╔══

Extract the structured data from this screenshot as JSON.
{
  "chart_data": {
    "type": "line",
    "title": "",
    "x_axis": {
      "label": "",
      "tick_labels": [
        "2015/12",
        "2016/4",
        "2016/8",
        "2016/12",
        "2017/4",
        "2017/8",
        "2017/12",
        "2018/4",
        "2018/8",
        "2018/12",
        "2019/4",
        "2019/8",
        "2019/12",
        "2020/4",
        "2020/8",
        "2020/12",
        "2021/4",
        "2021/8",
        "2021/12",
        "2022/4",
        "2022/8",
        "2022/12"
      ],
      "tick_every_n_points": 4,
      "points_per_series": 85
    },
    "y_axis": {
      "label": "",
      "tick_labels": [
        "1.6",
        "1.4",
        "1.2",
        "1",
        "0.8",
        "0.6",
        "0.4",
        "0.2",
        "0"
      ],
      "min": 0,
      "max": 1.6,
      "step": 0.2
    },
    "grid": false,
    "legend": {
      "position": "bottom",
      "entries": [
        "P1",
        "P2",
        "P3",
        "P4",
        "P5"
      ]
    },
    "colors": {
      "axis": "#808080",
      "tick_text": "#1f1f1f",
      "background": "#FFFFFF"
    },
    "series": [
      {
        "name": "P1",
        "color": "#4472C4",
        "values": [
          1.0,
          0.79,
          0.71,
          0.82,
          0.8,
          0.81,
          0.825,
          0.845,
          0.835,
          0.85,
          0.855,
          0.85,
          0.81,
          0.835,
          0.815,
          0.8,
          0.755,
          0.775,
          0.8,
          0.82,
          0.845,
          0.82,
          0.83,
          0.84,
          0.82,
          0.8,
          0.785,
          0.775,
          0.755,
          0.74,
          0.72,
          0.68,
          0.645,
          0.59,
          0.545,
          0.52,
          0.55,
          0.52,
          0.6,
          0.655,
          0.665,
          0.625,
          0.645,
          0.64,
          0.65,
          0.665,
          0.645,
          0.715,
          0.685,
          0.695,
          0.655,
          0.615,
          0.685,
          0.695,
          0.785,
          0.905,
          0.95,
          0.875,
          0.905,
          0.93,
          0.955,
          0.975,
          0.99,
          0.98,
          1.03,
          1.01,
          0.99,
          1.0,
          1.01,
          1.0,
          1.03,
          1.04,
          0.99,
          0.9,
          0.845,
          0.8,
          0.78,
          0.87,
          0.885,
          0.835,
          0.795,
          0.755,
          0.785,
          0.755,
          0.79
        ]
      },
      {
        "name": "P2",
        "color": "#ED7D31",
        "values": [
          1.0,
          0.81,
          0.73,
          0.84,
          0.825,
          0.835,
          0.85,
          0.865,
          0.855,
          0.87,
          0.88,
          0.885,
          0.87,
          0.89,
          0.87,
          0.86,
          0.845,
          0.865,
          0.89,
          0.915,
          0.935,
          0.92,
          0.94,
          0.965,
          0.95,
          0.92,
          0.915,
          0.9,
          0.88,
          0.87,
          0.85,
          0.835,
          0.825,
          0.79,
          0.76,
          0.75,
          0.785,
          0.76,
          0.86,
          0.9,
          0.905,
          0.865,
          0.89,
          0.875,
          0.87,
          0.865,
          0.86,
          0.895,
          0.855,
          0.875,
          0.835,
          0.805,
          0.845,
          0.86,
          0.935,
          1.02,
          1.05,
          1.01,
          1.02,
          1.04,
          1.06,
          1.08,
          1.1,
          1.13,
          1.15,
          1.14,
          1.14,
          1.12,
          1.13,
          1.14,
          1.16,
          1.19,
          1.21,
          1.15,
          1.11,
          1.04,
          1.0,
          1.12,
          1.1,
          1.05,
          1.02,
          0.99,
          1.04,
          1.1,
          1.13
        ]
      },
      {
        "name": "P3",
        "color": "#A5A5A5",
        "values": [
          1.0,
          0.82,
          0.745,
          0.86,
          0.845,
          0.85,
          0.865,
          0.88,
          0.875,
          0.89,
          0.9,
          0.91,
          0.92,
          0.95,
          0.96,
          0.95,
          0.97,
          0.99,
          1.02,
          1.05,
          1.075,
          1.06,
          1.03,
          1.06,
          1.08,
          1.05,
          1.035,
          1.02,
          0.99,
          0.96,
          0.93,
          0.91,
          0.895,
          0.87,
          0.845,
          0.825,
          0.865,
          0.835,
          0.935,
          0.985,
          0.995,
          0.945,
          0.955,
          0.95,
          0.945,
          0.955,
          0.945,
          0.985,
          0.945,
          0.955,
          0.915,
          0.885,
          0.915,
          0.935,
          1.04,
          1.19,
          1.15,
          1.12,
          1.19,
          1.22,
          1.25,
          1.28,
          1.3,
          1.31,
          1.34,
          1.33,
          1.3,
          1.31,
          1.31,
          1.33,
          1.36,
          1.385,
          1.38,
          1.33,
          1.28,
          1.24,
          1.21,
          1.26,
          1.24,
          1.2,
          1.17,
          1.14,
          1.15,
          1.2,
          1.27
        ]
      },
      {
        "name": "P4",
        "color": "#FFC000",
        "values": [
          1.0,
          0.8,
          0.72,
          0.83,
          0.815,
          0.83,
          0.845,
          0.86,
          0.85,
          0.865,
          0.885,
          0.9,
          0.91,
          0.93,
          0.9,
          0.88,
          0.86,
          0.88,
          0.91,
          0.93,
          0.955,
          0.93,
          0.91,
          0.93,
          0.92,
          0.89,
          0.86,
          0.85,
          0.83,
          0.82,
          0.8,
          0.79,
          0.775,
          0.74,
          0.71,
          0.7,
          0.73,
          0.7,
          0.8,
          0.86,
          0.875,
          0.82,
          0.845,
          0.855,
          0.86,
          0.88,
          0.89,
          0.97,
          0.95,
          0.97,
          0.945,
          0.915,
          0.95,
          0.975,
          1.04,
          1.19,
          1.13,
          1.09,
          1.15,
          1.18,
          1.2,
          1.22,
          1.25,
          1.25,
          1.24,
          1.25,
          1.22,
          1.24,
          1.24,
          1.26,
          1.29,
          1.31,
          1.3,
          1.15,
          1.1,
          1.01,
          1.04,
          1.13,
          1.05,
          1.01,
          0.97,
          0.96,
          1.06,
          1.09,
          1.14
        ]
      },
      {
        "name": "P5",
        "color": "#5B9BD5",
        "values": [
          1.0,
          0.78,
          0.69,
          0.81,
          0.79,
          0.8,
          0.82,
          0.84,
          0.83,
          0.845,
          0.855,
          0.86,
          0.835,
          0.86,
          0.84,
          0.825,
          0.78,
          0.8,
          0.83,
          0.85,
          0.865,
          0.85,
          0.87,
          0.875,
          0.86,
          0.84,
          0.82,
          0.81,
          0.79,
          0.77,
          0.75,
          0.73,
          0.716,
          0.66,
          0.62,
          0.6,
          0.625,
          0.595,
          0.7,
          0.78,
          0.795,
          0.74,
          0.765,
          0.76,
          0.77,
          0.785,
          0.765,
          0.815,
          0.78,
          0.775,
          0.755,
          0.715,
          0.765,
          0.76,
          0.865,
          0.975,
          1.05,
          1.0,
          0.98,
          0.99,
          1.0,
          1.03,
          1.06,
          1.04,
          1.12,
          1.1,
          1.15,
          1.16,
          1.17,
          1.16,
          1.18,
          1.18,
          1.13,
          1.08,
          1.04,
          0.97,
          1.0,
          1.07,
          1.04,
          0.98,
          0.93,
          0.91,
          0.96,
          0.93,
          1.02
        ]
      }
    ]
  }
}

╚══

**DIRECTION:** Set down all of the records shown above once more, exactly.

**RESULT BELOW:**
Extract the structured data from this screenshot as JSON.
{
  "chart_data": {
    "type": "line",
    "title": "",
    "x_axis": {
      "label": "",
      "tick_labels": [
        "2015/12",
        "2016/4",
        "2016/8",
        "2016/12",
        "2017/4",
        "2017/8",
        "2017/12",
        "2018/4",
        "2018/8",
        "2018/12",
        "2019/4",
        "2019/8",
        "2019/12",
        "2020/4",
        "2020/8",
        "2020/12",
        "2021/4",
        "2021/8",
        "2021/12",
        "2022/4",
        "2022/8",
        "2022/12"
      ],
      "tick_every_n_points": 4,
      "points_per_series": 85
    },
    "y_axis": {
      "label": "",
      "tick_labels": [
        "1.6",
        "1.4",
        "1.2",
        "1",
        "0.8",
        "0.6",
        "0.4",
        "0.2",
        "0"
      ],
      "min": 0,
      "max": 1.6,
      "step": 0.2
    },
    "grid": false,
    "legend": {
      "position": "bottom",
      "entries": [
        "P1",
        "P2",
        "P3",
        "P4",
        "P5"
      ]
    },
    "colors": {
      "axis": "#808080",
      "tick_text": "#1f1f1f",
      "background": "#FFFFFF"
    },
    "series": [
      {
        "name": "P1",
        "color": "#4472C4",
        "values": [
          1.0,
          0.79,
          0.71,
          0.82,
          0.8,
          0.81,
          0.825,
          0.845,
          0.835,
          0.85,
          0.855,
          0.85,
          0.81,
          0.835,
          0.815,
          0.8,
          0.755,
          0.775,
          0.8,
          0.82,
          0.845,
          0.82,
          0.83,
          0.84,
          0.82,
          0.8,
          0.785,
          0.775,
          0.755,
          0.74,
          0.72,
          0.68,
          0.645,
          0.59,
          0.545,
          0.52,
          0.55,
          0.52,
          0.6,
          0.655,
          0.665,
          0.625,
          0.645,
          0.64,
          0.65,
          0.665,
          0.645,
          0.715,
          0.685,
          0.695,
          0.655,
          0.615,
          0.685,
          0.695,
          0.785,
          0.905,
          0.95,
          0.875,
          0.905,
          0.93,
          0.955,
          0.975,
          0.99,
          0.98,
          1.03,
          1.01,
          0.99,
          1.0,
          1.01,
          1.0,
          1.03,
          1.04,
          0.99,
          0.9,
          0.845,
          0.8,
          0.78,
          0.87,
          0.885,
          0.835,
          0.795,
          0.755,
          0.785,
          0.755,
          0.79
        ]
      },
      {
        "name": "P2",
        "color": "#ED7D31",
        "values": [
          1.0,
          0.81,
          0.73,
          0.84,
          0.825,
          0.835,
          0.85,
          0.865,
          0.855,
          0.87,
          0.88,
          0.885,
          0.87,
          0.89,
          0.87,
          0.86,
          0.845,
          0.865,
          0.89,
          0.915,
          0.935,
          0.92,
          0.94,
          0.965,
          0.95,
          0.92,
          0.915,
          0.9,
          0.88,
          0.87,
          0.85,
          0.835,
          0.825,
          0.79,
          0.76,
          0.75,
          0.785,
          0.76,
          0.86,
          0.9,
          0.905,
          0.865,
          0.89,
          0.875,
          0.87,
          0.865,
          0.86,
          0.895,
          0.855,
          0.875,
          0.835,
          0.805,
          0.845,
          0.86,
          0.935,
          1.02,
          1.05,
          1.01,
          1.02,
          1.04,
          1.06,
          1.08,
          1.1,
          1.13,
          1.15,
          1.14,
          1.14,
          1.12,
          1.13,
          1.14,
          1.16,
          1.19,
          1.21,
          1.15,
          1.11,
          1.04,
          1.0,
          1.12,
          1.1,
          1.05,
          1.02,
          0.99,
          1.04,
          1.1,
          1.13
        ]
      },
      {
        "name": "P3",
        "color": "#A5A5A5",
        "values": [
          1.0,
          0.82,
          0.745,
          0.86,
          0.845,
          0.85,
          0.865,
          0.88,
          0.875,
          0.89,
          0.9,
          0.91,
          0.92,
          0.95,
          0.96,
          0.95,
          0.97,
          0.99,
          1.02,
          1.05,
          1.075,
          1.06,
          1.03,
          1.06,
          1.08,
          1.05,
          1.035,
          1.02,
          0.99,
          0.96,
          0.93,
          0.91,
          0.895,
          0.87,
          0.845,
          0.825,
          0.865,
          0.835,
          0.935,
          0.985,
          0.995,
          0.945,
          0.955,
          0.95,
          0.945,
          0.955,
          0.945,
          0.985,
          0.945,
          0.955,
          0.915,
          0.885,
          0.915,
          0.935,
          1.04,
          1.19,
          1.15,
          1.12,
          1.19,
          1.22,
          1.25,
          1.28,
          1.3,
          1.31,
          1.34,
          1.33,
          1.3,
          1.31,
          1.31,
          1.33,
          1.36,
          1.385,
          1.38,
          1.33,
          1.28,
          1.24,
          1.21,
          1.26,
          1.24,
          1.2,
          1.17,
          1.14,
          1.15,
          1.2,
          1.27
        ]
      },
      {
        "name": "P4",
        "color": "#FFC000",
        "values": [
          1.0,
          0.8,
          0.72,
          0.83,
          0.815,
          0.83,
          0.845,
          0.86,
          0.85,
          0.865,
          0.885,
          0.9,
          0.91,
          0.93,
          0.9,
          0.88,
          0.86,
          0.88,
          0.91,
          0.93,
          0.955,
          0.93,
          0.91,
          0.93,
          0.92,
          0.89,
          0.86,
          0.85,
          0.83,
          0.82,
          0.8,
          0.79,
          0.775,
          0.74,
          0.71,
          0.7,
          0.73,
          0.7,
          0.8,
          0.86,
          0.875,
          0.82,
          0.845,
          0.855,
          0.86,
          0.88,
          0.89,
          0.97,
          0.95,
          0.97,
          0.945,
          0.915,
          0.95,
          0.975,
          1.04,
          1.19,
          1.13,
          1.09,
          1.15,
          1.18,
          1.2,
          1.22,
          1.25,
          1.25,
          1.24,
          1.25,
          1.22,
          1.24,
          1.24,
          1.26,
          1.29,
          1.31,
          1.3,
          1.15,
          1.1,
          1.01,
          1.04,
          1.13,
          1.05,
          1.01,
          0.97,
          0.96,
          1.06,
          1.09,
          1.14
        ]
      },
      {
        "name": "P5",
        "color": "#5B9BD5",
        "values": [
          1.0,
          0.78,
          0.69,
          0.81,
          0.79,
          0.8,
          0.82,
          0.84,
          0.83,
          0.845,
          0.855,
          0.86,
          0.835,
          0.86,
          0.84,
          0.825,
          0.78,
          0.8,
          0.83,
          0.85,
          0.865,
          0.85,
          0.87,
          0.875,
          0.86,
          0.84,
          0.82,
          0.81,
          0.79,
          0.77,
          0.75,
          0.73,
          0.716,
          0.66,
          0.62,
          0.6,
          0.625,
          0.595,
          0.7,
          0.78,
          0.795,
          0.74,
          0.765,
          0.76,
          0.77,
          0.785,
          0.765,
          0.815,
          0.78,
          0.775,
          0.755,
          0.715,
          0.765,
          0.76,
          0.865,
          0.975,
          1.05,
          1.0,
          0.98,
          0.99,
          1.0,
          1.03,
          1.06,
          1.04,
          1.12,
          1.1,
          1.15,
          1.16,
          1.17,
          1.16,
          1.18,
          1.18,
          1.13,
          1.08,
          1.04,
          0.97,
          1.0,
          1.07,
          1.04,
          0.98,
          0.93,
          0.91,
          0.96,
          0.93,
          1.02
        ]
      }
    ]
  }
}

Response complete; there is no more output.